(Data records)
# # # #

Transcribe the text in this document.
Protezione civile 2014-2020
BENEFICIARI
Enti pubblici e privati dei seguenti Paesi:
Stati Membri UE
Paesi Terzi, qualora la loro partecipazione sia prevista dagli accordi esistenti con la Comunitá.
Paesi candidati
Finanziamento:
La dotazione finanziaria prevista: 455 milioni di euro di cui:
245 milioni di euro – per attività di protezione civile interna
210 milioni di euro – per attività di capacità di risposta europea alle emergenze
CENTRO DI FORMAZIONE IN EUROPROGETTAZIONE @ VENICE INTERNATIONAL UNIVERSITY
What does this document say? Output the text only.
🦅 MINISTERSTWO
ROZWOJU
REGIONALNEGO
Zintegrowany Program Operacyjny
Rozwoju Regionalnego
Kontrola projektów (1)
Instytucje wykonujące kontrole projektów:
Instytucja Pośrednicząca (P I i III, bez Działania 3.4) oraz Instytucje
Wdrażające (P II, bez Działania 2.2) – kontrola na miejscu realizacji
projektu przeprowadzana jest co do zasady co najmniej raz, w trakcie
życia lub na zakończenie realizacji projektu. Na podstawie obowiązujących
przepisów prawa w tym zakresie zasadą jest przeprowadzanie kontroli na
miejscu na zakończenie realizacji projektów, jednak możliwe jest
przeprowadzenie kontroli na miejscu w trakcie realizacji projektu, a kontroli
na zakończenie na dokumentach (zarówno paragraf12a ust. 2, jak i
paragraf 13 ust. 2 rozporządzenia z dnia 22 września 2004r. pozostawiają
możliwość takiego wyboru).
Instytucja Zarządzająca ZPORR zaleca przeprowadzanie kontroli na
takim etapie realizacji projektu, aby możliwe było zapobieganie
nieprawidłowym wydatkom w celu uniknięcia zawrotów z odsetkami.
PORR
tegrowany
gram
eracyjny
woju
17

# # # #

• Given task:
Show every line of the listing in which the string "this" can be found.

• Final answer:
Transcribe the text in this document.
What does this document say? Output the text only.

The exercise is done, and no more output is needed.